The exercise: Pick out each line with the word "boyle" from the material that follows.

Source data:
▬▬▬
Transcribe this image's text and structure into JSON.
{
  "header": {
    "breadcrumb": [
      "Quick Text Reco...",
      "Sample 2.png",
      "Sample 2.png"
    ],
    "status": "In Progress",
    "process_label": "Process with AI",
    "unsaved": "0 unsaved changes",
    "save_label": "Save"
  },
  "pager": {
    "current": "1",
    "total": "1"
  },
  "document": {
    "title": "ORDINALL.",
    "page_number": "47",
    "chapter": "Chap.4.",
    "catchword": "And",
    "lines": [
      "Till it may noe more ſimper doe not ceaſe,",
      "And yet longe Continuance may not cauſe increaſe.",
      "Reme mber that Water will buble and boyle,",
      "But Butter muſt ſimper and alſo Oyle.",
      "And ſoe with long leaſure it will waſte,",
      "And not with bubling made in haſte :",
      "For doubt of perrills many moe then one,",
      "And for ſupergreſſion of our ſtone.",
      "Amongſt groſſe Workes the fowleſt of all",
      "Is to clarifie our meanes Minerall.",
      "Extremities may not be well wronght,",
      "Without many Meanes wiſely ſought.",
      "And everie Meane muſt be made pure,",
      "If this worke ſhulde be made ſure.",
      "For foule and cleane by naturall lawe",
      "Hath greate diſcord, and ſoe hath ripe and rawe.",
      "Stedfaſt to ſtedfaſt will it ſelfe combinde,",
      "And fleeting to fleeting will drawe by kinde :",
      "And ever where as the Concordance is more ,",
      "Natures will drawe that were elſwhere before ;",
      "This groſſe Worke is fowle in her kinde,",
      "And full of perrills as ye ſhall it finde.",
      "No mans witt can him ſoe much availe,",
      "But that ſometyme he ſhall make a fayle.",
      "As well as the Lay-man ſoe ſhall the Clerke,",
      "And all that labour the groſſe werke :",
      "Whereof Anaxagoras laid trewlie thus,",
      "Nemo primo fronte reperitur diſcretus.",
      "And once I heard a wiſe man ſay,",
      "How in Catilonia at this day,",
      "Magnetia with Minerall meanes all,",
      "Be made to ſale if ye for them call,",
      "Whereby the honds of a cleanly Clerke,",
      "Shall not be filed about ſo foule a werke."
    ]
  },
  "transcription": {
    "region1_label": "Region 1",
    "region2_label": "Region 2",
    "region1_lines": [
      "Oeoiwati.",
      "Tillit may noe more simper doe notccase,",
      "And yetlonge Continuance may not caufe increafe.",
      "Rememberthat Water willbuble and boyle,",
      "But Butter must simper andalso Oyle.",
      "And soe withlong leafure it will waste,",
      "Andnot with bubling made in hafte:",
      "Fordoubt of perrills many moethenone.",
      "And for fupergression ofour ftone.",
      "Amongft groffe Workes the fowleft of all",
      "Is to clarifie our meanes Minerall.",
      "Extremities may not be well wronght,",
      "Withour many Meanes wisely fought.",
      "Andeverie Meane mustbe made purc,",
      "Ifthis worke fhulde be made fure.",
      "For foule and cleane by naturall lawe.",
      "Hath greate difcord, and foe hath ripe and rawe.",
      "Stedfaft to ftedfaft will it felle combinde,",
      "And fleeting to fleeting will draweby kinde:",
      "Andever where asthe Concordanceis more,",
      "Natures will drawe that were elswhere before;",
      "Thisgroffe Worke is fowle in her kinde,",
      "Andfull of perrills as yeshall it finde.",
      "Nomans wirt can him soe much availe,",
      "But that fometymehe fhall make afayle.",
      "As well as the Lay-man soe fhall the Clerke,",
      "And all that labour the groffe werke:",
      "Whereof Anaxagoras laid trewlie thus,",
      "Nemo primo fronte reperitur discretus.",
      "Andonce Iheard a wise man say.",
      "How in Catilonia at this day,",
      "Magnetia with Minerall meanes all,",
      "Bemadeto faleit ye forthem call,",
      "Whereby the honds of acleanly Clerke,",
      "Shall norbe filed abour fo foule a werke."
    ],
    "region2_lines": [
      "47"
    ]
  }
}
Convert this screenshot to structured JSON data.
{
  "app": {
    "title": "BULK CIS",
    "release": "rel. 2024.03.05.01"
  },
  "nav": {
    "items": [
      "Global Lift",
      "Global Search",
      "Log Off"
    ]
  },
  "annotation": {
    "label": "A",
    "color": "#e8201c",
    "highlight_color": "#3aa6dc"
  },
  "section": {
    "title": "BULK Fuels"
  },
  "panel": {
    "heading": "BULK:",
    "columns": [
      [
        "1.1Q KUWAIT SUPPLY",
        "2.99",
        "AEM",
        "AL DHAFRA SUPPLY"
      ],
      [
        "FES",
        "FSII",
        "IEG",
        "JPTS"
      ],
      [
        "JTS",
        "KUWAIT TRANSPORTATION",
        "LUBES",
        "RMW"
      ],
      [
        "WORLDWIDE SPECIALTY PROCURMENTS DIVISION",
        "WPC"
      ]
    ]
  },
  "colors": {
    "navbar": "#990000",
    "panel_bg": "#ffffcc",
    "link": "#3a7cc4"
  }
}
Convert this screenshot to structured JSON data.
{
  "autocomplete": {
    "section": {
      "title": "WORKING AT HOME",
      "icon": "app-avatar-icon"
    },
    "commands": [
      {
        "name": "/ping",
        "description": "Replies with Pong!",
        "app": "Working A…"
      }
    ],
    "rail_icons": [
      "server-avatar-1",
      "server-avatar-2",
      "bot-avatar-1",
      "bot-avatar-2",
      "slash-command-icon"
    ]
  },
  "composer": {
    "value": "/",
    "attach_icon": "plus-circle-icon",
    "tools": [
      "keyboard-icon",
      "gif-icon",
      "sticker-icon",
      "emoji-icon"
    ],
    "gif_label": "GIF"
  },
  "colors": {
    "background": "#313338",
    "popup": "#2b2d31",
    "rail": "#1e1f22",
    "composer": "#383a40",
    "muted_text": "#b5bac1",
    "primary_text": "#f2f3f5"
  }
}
▬▬▬
Exercise result:
      "Reme mber that Water will buble and boyle,",
      "Rememberthat Water willbuble and boyle,",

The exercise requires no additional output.